- WHAT YOU ARE ASKED TO DO
Filter these entries, keeping only lines that hold the word "this".

--*--

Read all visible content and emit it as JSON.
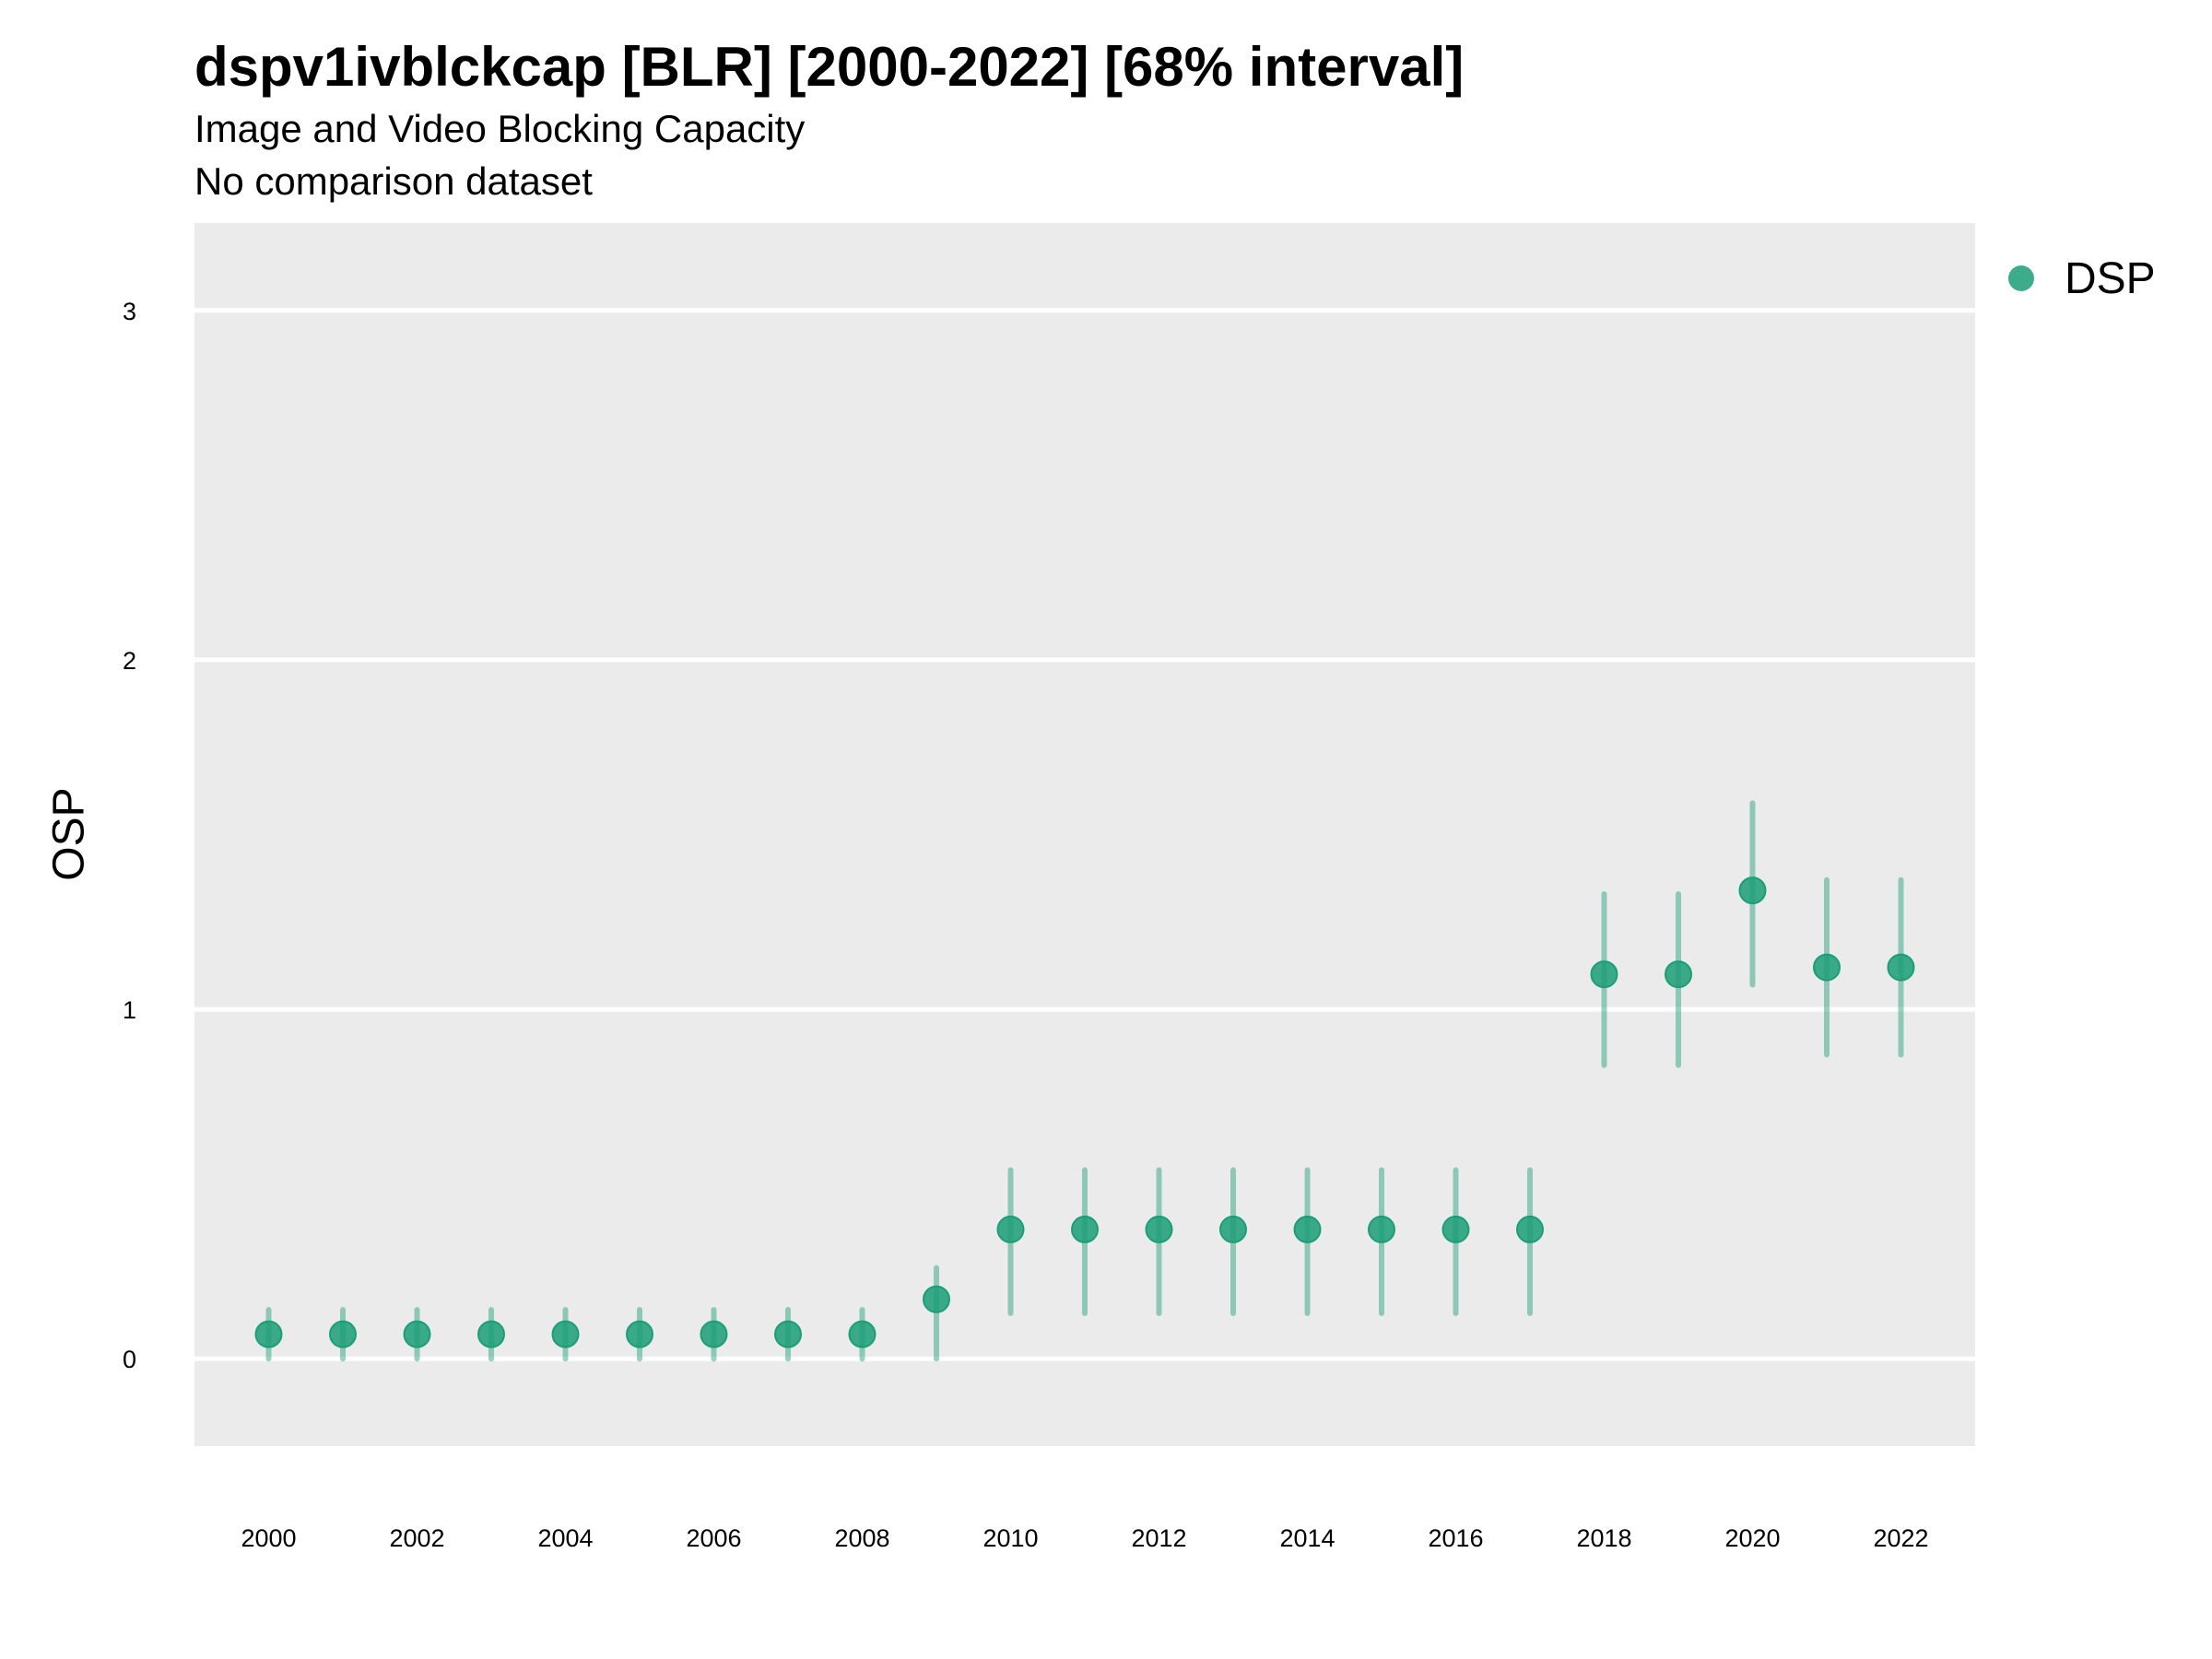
{
  "chart_data": {
    "type": "scatter",
    "title": "dspv1ivblckcap [BLR] [2000-2022] [68% interval]",
    "subtitle": "Image and Video Blocking Capacity",
    "caption": "No comparison dataset",
    "xlabel": "",
    "ylabel": "OSP",
    "ylim": [
      -0.25,
      3.25
    ],
    "xlim": [
      1999,
      2023
    ],
    "y_ticks": [
      0,
      1,
      2,
      3
    ],
    "x_tick_labels": [
      "2000",
      "2002",
      "2004",
      "2006",
      "2008",
      "2010",
      "2012",
      "2014",
      "2016",
      "2018",
      "2020",
      "2022"
    ],
    "legend": {
      "position": "top-right",
      "entries": [
        "DSP"
      ]
    },
    "color": "#1b9e77",
    "series": [
      {
        "name": "DSP",
        "x": [
          2000,
          2001,
          2002,
          2003,
          2004,
          2005,
          2006,
          2007,
          2008,
          2009,
          2010,
          2011,
          2012,
          2013,
          2014,
          2015,
          2016,
          2017,
          2018,
          2019,
          2020,
          2021,
          2022
        ],
        "y": [
          0.07,
          0.07,
          0.07,
          0.07,
          0.07,
          0.07,
          0.07,
          0.07,
          0.07,
          0.17,
          0.37,
          0.37,
          0.37,
          0.37,
          0.37,
          0.37,
          0.37,
          0.37,
          1.1,
          1.1,
          1.34,
          1.12,
          1.12
        ],
        "lower": [
          0.0,
          0.0,
          0.0,
          0.0,
          0.0,
          0.0,
          0.0,
          0.0,
          0.0,
          0.0,
          0.13,
          0.13,
          0.13,
          0.13,
          0.13,
          0.13,
          0.13,
          0.13,
          0.84,
          0.84,
          1.07,
          0.87,
          0.87
        ],
        "upper": [
          0.14,
          0.14,
          0.14,
          0.14,
          0.14,
          0.14,
          0.14,
          0.14,
          0.14,
          0.26,
          0.54,
          0.54,
          0.54,
          0.54,
          0.54,
          0.54,
          0.54,
          0.54,
          1.33,
          1.33,
          1.59,
          1.37,
          1.37
        ]
      }
    ]
  }
}
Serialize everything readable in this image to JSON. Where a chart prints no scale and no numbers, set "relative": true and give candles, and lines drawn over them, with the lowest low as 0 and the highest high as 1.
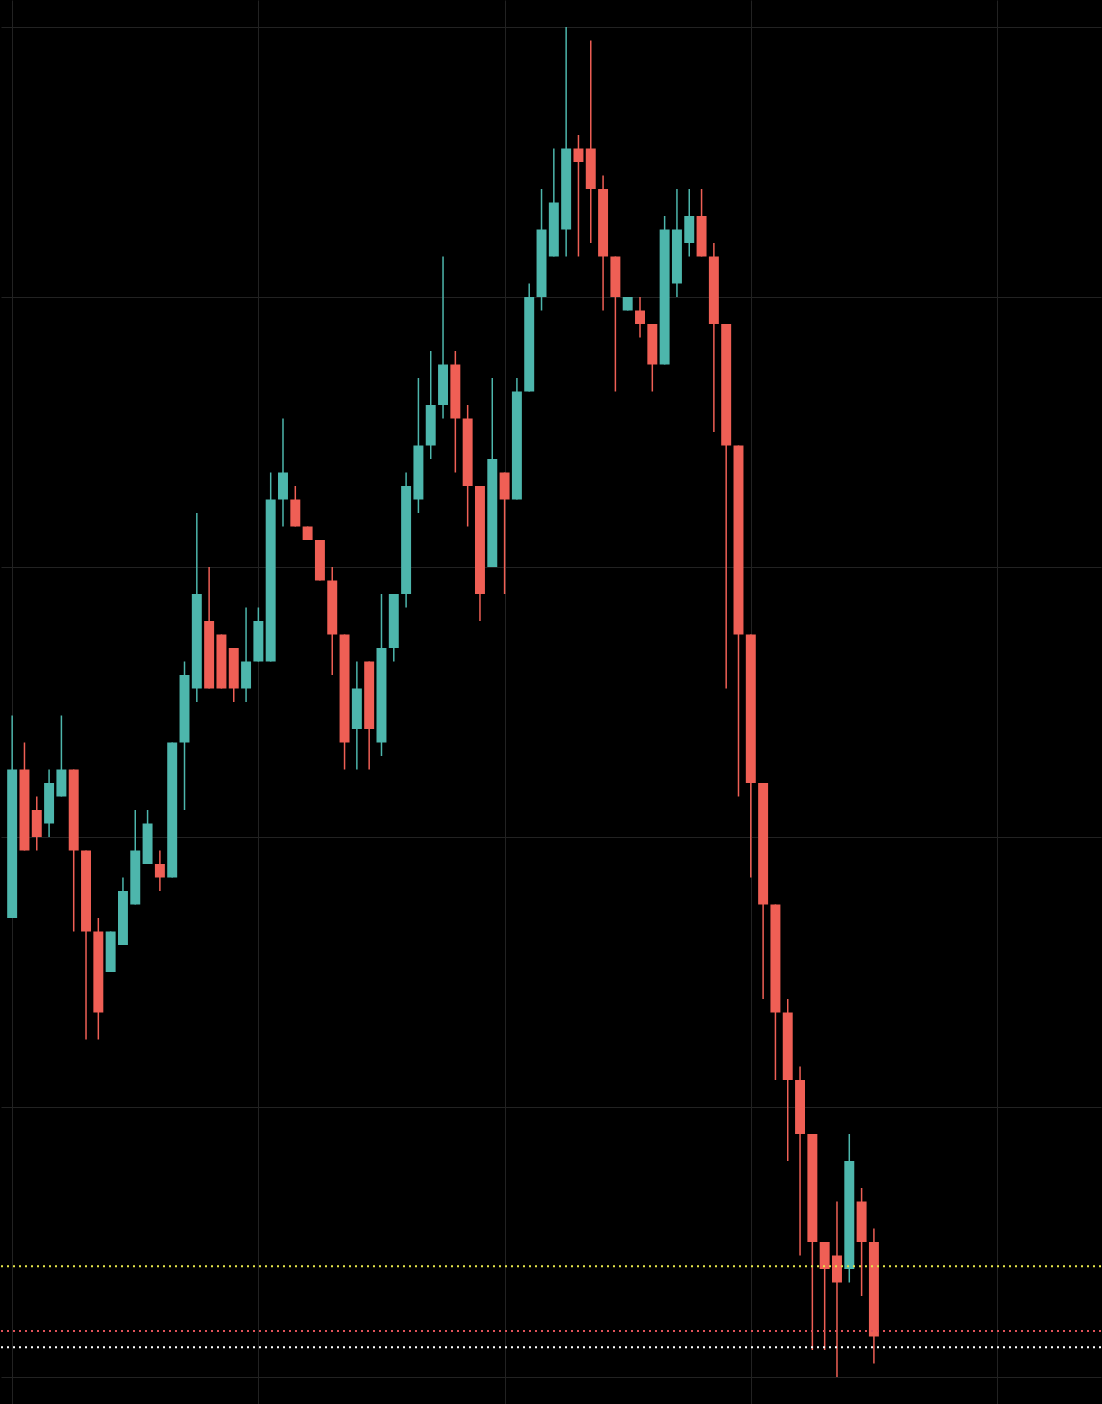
{
  "chart_data": {
    "type": "candlestick",
    "relative": true,
    "grid": true,
    "categories": [
      null,
      null,
      null,
      null,
      null,
      null,
      null,
      null,
      null,
      null,
      null,
      null,
      null,
      null,
      null,
      null,
      null,
      null,
      null,
      null,
      null,
      null,
      null,
      null,
      null,
      null,
      null,
      null,
      null,
      null,
      null,
      null,
      null,
      null,
      null,
      null,
      null,
      null,
      null,
      null,
      null,
      null,
      null,
      null,
      null,
      null,
      null,
      null,
      null,
      null,
      null,
      null,
      null,
      null,
      null,
      null,
      null,
      null,
      null,
      null,
      null,
      null,
      null,
      null,
      null,
      null,
      null,
      null,
      null,
      null,
      null
    ],
    "series": [
      {
        "colors": [
          "#4db6ac",
          "#ef5f55",
          "#ef5f55",
          "#4db6ac",
          "#4db6ac",
          "#ef5f55",
          "#ef5f55",
          "#ef5f55",
          "#4db6ac",
          "#4db6ac",
          "#4db6ac",
          "#4db6ac",
          "#ef5f55",
          "#4db6ac",
          "#4db6ac",
          "#4db6ac",
          "#ef5f55",
          "#ef5f55",
          "#ef5f55",
          "#4db6ac",
          "#4db6ac",
          "#4db6ac",
          "#4db6ac",
          "#ef5f55",
          "#ef5f55",
          "#ef5f55",
          "#ef5f55",
          "#ef5f55",
          "#4db6ac",
          "#ef5f55",
          "#4db6ac",
          "#4db6ac",
          "#4db6ac",
          "#4db6ac",
          "#4db6ac",
          "#4db6ac",
          "#ef5f55",
          "#ef5f55",
          "#ef5f55",
          "#4db6ac",
          "#ef5f55",
          "#4db6ac",
          "#4db6ac",
          "#4db6ac",
          "#4db6ac",
          "#4db6ac",
          "#ef5f55",
          "#ef5f55",
          "#ef5f55",
          "#ef5f55",
          "#4db6ac",
          "#ef5f55",
          "#ef5f55",
          "#4db6ac",
          "#4db6ac",
          "#4db6ac",
          "#ef5f55",
          "#ef5f55",
          "#ef5f55",
          "#ef5f55",
          "#ef5f55",
          "#ef5f55",
          "#ef5f55",
          "#ef5f55",
          "#ef5f55",
          "#ef5f55",
          "#ef5f55",
          "#ef5f55",
          "#4db6ac",
          "#ef5f55",
          "#ef5f55"
        ],
        "ohlc": [
          [
            0.34,
            0.49,
            0.34,
            0.45
          ],
          [
            0.45,
            0.47,
            0.39,
            0.39
          ],
          [
            0.42,
            0.43,
            0.39,
            0.4
          ],
          [
            0.41,
            0.45,
            0.4,
            0.44
          ],
          [
            0.43,
            0.49,
            0.43,
            0.45
          ],
          [
            0.45,
            0.45,
            0.33,
            0.39
          ],
          [
            0.39,
            0.39,
            0.25,
            0.33
          ],
          [
            0.33,
            0.34,
            0.25,
            0.27
          ],
          [
            0.3,
            0.33,
            0.3,
            0.33
          ],
          [
            0.32,
            0.37,
            0.32,
            0.36
          ],
          [
            0.35,
            0.42,
            0.35,
            0.39
          ],
          [
            0.38,
            0.42,
            0.38,
            0.41
          ],
          [
            0.38,
            0.39,
            0.36,
            0.37
          ],
          [
            0.37,
            0.47,
            0.37,
            0.47
          ],
          [
            0.47,
            0.53,
            0.42,
            0.52
          ],
          [
            0.51,
            0.64,
            0.5,
            0.58
          ],
          [
            0.56,
            0.6,
            0.51,
            0.51
          ],
          [
            0.55,
            0.55,
            0.51,
            0.51
          ],
          [
            0.54,
            0.54,
            0.5,
            0.51
          ],
          [
            0.51,
            0.57,
            0.5,
            0.53
          ],
          [
            0.53,
            0.57,
            0.53,
            0.56
          ],
          [
            0.53,
            0.67,
            0.53,
            0.65
          ],
          [
            0.65,
            0.71,
            0.63,
            0.67
          ],
          [
            0.65,
            0.66,
            0.63,
            0.63
          ],
          [
            0.63,
            0.63,
            0.62,
            0.62
          ],
          [
            0.62,
            0.62,
            0.59,
            0.59
          ],
          [
            0.59,
            0.6,
            0.52,
            0.55
          ],
          [
            0.55,
            0.55,
            0.45,
            0.47
          ],
          [
            0.48,
            0.53,
            0.45,
            0.51
          ],
          [
            0.53,
            0.53,
            0.45,
            0.48
          ],
          [
            0.47,
            0.58,
            0.46,
            0.54
          ],
          [
            0.54,
            0.58,
            0.53,
            0.58
          ],
          [
            0.58,
            0.67,
            0.57,
            0.66
          ],
          [
            0.65,
            0.74,
            0.64,
            0.69
          ],
          [
            0.69,
            0.76,
            0.68,
            0.72
          ],
          [
            0.72,
            0.83,
            0.71,
            0.75
          ],
          [
            0.75,
            0.76,
            0.67,
            0.71
          ],
          [
            0.71,
            0.72,
            0.63,
            0.66
          ],
          [
            0.66,
            0.66,
            0.56,
            0.58
          ],
          [
            0.6,
            0.74,
            0.6,
            0.68
          ],
          [
            0.67,
            0.67,
            0.58,
            0.65
          ],
          [
            0.65,
            0.74,
            0.65,
            0.73
          ],
          [
            0.73,
            0.81,
            0.73,
            0.8
          ],
          [
            0.8,
            0.88,
            0.79,
            0.85
          ],
          [
            0.83,
            0.91,
            0.83,
            0.87
          ],
          [
            0.85,
            1.0,
            0.83,
            0.91
          ],
          [
            0.91,
            0.92,
            0.83,
            0.9
          ],
          [
            0.91,
            0.99,
            0.84,
            0.88
          ],
          [
            0.88,
            0.89,
            0.79,
            0.83
          ],
          [
            0.83,
            0.83,
            0.73,
            0.8
          ],
          [
            0.79,
            0.8,
            0.79,
            0.8
          ],
          [
            0.79,
            0.8,
            0.77,
            0.78
          ],
          [
            0.78,
            0.78,
            0.73,
            0.75
          ],
          [
            0.75,
            0.86,
            0.75,
            0.85
          ],
          [
            0.81,
            0.88,
            0.8,
            0.85
          ],
          [
            0.84,
            0.88,
            0.83,
            0.86
          ],
          [
            0.86,
            0.88,
            0.83,
            0.83
          ],
          [
            0.83,
            0.84,
            0.7,
            0.78
          ],
          [
            0.78,
            0.78,
            0.51,
            0.69
          ],
          [
            0.69,
            0.69,
            0.43,
            0.55
          ],
          [
            0.55,
            0.55,
            0.37,
            0.44
          ],
          [
            0.44,
            0.44,
            0.28,
            0.35
          ],
          [
            0.35,
            0.35,
            0.22,
            0.27
          ],
          [
            0.27,
            0.28,
            0.16,
            0.22
          ],
          [
            0.22,
            0.23,
            0.09,
            0.18
          ],
          [
            0.18,
            0.18,
            0.02,
            0.1
          ],
          [
            0.1,
            0.1,
            0.02,
            0.08
          ],
          [
            0.09,
            0.13,
            0,
            0.07
          ],
          [
            0.08,
            0.18,
            0.07,
            0.16
          ],
          [
            0.13,
            0.14,
            0.06,
            0.1
          ],
          [
            0.1,
            0.11,
            0.01,
            0.03
          ]
        ]
      }
    ],
    "ref_lines": [
      {
        "axis": "y",
        "value": 0.082,
        "color": "#e8e84a",
        "line_style": "dotted"
      },
      {
        "axis": "y",
        "value": 0.034,
        "color": "#e0525a",
        "line_style": "dotted"
      },
      {
        "axis": "y",
        "value": 0.022,
        "color": "#ffffff",
        "line_style": "dotted"
      }
    ]
  }
}
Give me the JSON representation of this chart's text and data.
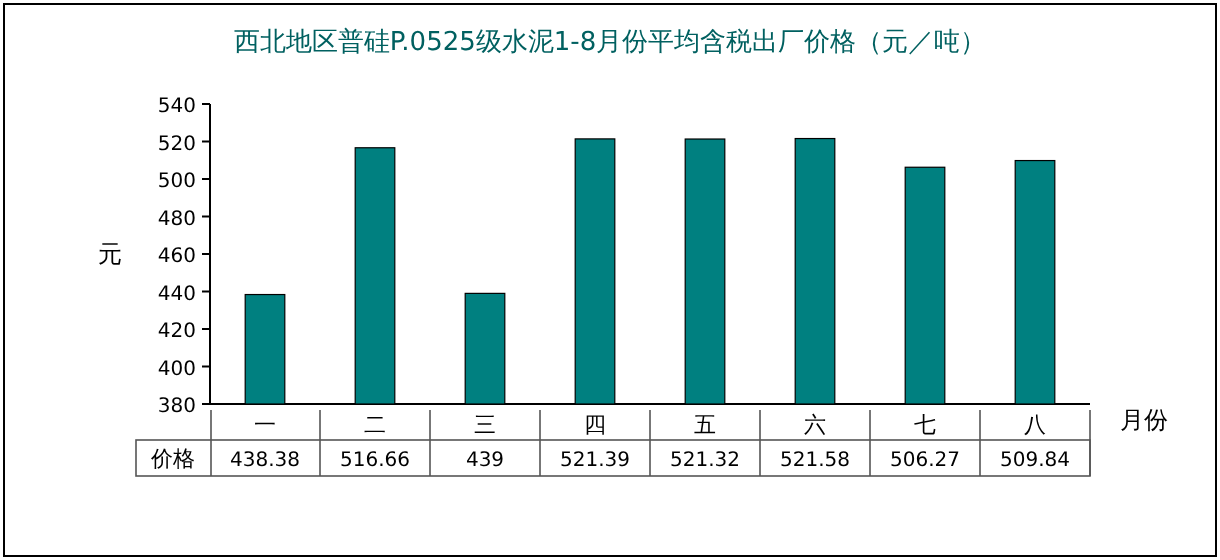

--*--

- EXERCISE ANSWER
Serialize everything readable in this image to JSON. Where a chart prints no scale and no numbers, set "relative": true and give candles, and lines drawn over them, with the lowest low as 0 and the highest high as 1.
Give me the JSON representation of this chart's text and data.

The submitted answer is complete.